Reading passage =>
— start —
Navigating the Ludicrous Leasehold Labyrinth
Could buying a flat with a short lease in the Brunswick Centre be worth the gamble?
When I woke up this morning, I didn’t anticipate delving into the complexities of the archaic leasehold system. My initial plan was simple: write a brief post about this one-bedroom flat in the Brunswick Centre, mentioning its short lease.
I then went to my local coffee shop for breakfast (an expensive habit I’ve recently fallen into, which I try to justify by doing a post about my walking guides on Instagram, in the hope that if I shift at least two guides, that’s breakfast paid for). When I got there, I realised my phone was out of battery, so I was forced to just sit there. And think.
I began pondering the fact that nearly all the flats I’ve seen for sale in the Brunswick in recent years have very short leases. A few things struck me: if we assume the flats were bought when the Right to Buy was first introduced in 1980 with 99-year leases, that would mean they would have 55 years left — this flat has 49. Were they sold with short leases? It seems bizarre that so many leaseholders haven’t extended their leases. Did the original tenants buy their flats and keep living there, or did they move out and rent them privately? Did no one advise them that when a lease gets below 80 years, the cost of extending it is very expensive? Substantially more than the initial cost of the property, I suspect.
Hours later I was down a rabbit hole trying to find out how much the Brunswick flats would have sold for in the 1980s. I bought and downloaded various title registers but drew a blank. (Thank you to all the paid-up subscribers for funding this, even though it ended up being a waste of £12, it seemed justified in the name of ‘proper research’.) The earliest sale I could find was a one-bedroom flat in 1997, which sold for £97,000—but whether that would have included the Right to Buy discount, I don’t know. Compared to today’s prices, the flats must have been cheap.
I’m old enough to remember the Brunswick before its makeover in 2006. It’s hard to imagine just how different this Grade II listed scheme in Bloomsbury felt before then. I remember the first time encountered it in the late ’90s. I stumbled across it whilst cycling from town back to the Barbican. I’d never heard of it or seen it before, and I was completely blown away by its bold concrete ziggurat form.
— end —
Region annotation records
— start —
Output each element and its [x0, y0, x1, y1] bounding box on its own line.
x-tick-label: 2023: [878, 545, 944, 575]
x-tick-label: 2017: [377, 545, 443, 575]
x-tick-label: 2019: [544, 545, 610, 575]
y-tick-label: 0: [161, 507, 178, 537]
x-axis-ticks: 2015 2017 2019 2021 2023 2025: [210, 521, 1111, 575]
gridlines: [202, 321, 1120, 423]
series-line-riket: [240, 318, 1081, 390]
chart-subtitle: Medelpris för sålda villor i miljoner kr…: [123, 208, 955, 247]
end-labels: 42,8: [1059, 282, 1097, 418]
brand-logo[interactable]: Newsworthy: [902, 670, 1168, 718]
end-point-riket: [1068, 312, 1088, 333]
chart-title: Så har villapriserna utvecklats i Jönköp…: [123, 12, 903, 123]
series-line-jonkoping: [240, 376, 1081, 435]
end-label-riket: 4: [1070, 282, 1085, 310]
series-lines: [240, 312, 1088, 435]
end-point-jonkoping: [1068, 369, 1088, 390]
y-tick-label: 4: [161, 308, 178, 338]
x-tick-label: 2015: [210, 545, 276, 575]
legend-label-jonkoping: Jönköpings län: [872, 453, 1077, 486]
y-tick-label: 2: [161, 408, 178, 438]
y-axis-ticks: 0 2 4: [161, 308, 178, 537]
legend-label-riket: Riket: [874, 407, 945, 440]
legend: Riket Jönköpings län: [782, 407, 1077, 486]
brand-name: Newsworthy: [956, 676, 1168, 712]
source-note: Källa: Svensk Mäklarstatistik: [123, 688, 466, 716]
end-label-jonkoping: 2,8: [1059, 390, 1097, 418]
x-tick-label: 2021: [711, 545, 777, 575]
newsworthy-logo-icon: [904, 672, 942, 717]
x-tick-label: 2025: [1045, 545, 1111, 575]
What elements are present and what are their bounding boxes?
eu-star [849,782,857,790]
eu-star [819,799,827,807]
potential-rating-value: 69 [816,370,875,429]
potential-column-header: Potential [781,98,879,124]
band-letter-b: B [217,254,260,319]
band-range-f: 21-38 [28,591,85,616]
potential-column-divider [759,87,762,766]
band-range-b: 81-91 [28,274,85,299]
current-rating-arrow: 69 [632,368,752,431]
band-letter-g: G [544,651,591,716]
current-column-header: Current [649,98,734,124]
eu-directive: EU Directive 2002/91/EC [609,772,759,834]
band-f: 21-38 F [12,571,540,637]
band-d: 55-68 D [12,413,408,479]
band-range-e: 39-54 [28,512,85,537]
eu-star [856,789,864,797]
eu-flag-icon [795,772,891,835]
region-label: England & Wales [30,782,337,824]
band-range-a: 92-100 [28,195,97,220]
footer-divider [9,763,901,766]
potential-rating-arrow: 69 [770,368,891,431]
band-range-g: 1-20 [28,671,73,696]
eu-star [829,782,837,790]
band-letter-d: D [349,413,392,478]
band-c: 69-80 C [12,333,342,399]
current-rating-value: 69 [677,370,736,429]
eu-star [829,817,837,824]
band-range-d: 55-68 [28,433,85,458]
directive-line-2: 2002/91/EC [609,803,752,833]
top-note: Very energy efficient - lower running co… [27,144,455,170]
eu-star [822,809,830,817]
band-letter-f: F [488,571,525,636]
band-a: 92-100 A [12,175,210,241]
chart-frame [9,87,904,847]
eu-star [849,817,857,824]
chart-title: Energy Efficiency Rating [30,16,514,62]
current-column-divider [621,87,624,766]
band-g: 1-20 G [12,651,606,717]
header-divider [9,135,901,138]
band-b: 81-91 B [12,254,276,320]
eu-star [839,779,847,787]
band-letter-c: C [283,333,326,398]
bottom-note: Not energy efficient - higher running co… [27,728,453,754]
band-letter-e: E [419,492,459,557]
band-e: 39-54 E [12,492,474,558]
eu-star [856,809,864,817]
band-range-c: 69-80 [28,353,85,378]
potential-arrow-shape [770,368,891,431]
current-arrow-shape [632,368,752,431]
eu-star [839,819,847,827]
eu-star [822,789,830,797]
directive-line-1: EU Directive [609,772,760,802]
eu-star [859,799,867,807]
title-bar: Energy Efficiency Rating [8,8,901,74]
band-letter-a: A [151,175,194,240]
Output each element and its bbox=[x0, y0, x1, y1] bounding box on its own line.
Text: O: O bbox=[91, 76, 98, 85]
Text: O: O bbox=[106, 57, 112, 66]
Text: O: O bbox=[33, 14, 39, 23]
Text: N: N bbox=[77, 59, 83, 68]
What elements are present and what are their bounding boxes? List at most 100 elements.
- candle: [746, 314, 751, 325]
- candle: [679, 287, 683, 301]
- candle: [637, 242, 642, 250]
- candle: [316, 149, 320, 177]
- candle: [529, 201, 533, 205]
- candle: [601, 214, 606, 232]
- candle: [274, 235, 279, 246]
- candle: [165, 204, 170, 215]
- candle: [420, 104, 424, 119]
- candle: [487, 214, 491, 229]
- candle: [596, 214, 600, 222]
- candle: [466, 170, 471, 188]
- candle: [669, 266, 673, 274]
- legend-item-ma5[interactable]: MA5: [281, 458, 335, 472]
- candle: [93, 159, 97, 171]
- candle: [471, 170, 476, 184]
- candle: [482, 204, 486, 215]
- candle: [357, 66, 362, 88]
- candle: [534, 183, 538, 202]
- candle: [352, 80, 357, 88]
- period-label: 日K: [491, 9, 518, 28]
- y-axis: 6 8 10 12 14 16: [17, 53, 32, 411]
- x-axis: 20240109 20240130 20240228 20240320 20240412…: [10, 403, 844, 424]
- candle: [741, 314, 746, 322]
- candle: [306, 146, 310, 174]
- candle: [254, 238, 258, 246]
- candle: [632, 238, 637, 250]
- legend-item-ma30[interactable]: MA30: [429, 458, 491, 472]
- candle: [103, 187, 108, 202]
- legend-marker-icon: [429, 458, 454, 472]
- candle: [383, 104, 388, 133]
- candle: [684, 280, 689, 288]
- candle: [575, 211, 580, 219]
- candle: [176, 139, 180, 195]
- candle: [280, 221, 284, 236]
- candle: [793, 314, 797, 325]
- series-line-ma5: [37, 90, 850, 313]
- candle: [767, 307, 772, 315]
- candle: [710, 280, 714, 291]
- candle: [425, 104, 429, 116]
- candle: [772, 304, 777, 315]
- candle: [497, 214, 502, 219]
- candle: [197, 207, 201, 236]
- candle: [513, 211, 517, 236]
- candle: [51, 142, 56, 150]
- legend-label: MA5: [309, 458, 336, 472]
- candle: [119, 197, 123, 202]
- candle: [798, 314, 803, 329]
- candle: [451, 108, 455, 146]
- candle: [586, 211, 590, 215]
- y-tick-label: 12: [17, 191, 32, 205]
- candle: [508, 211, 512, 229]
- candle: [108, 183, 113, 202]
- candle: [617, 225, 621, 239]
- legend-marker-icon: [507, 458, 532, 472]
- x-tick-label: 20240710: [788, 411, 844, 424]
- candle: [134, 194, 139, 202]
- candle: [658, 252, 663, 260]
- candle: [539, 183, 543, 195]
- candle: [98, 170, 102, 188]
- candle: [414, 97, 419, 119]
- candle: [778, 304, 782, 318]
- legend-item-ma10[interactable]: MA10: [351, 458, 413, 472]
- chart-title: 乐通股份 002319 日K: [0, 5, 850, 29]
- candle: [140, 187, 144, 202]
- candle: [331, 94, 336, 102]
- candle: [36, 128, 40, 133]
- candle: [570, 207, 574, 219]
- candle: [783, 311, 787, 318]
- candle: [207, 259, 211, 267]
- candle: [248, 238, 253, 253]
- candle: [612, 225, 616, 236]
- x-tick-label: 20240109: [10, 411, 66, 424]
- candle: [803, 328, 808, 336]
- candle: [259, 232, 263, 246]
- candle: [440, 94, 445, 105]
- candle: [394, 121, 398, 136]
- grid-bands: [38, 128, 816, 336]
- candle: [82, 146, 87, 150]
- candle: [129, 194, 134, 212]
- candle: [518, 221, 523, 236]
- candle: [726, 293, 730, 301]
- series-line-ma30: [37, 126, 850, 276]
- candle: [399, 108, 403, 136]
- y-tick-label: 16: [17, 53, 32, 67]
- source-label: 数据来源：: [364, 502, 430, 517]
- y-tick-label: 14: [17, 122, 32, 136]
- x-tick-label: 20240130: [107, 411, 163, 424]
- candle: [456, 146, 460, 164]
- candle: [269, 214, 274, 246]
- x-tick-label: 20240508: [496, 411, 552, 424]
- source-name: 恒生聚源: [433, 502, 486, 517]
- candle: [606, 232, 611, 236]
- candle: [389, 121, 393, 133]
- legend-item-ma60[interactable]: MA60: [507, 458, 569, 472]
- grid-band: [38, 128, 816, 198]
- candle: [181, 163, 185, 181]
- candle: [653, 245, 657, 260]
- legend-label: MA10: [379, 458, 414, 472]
— end —
Tasks to perform =>
**1.** Answer these questions using the Brunswick Centre post, one answer per line and marked to match.
(a) How many years are left on the lease of the one-bedroom flat for sale?
(b) In what year and for what price did the earliest sale the writer found take place?
(c) In what year did the Brunswick undergo its makeover?
**2.** Write the next part of the Brunswick Centre post, picking up after its final sentence.
These lines have no connection to the Brunswick Centre post.

Results for the exercise =>
**1.**
(a) 49 years
(b) 1997, for £97,000
(c) 2006

**2.**
The story of how this low-rise megastructure came to be realised is a turbulent one. In 1960, the developers, Marchmont Properties, commissioned Leslie Martin and Patrick Hodgkinson to draw up a scheme that would include housing, shops, restaurants, offices, and car parking, with a height restriction of 80 feet. Elegant Georgian terraces were torn down to make way for the new development. By 1963, the final plans were drawn up, which included luxury housing in two parallel rows, harking back to the houses that originally stood on the site, with a shopping precinct between them. The housing units were made up of a variety of sizes to accommodate the widest range of possible tenants, from single professionals to families (similar to the Barbican). Two years later, however, due to various financial setbacks, major compromises to the scheme had to be made, including, crucially, the housing element—which was taken over by Camden Borough Council. The units were simplified and standardised to mostly two-bedroom flats (the council thought the area unsuitable for families), with a few one-bedroom and three-bedroom units—although I’ve never seen the latter. Various other budget constraints and compromises eventually led Hodgkinson to resign from the project.
By the mid-1990s the place felt very run down but it was still striking. I remember thinking ‘What the hell is this place?!’. It was as if the whole thing had just landed from space. It felt futuristic and dystopian. I recall seeing the cinema (now a Curzon and one of my favourites) and a large but down-at-heel Safeway’s supermarket (now a Waitrose), but barely anything else there, including people.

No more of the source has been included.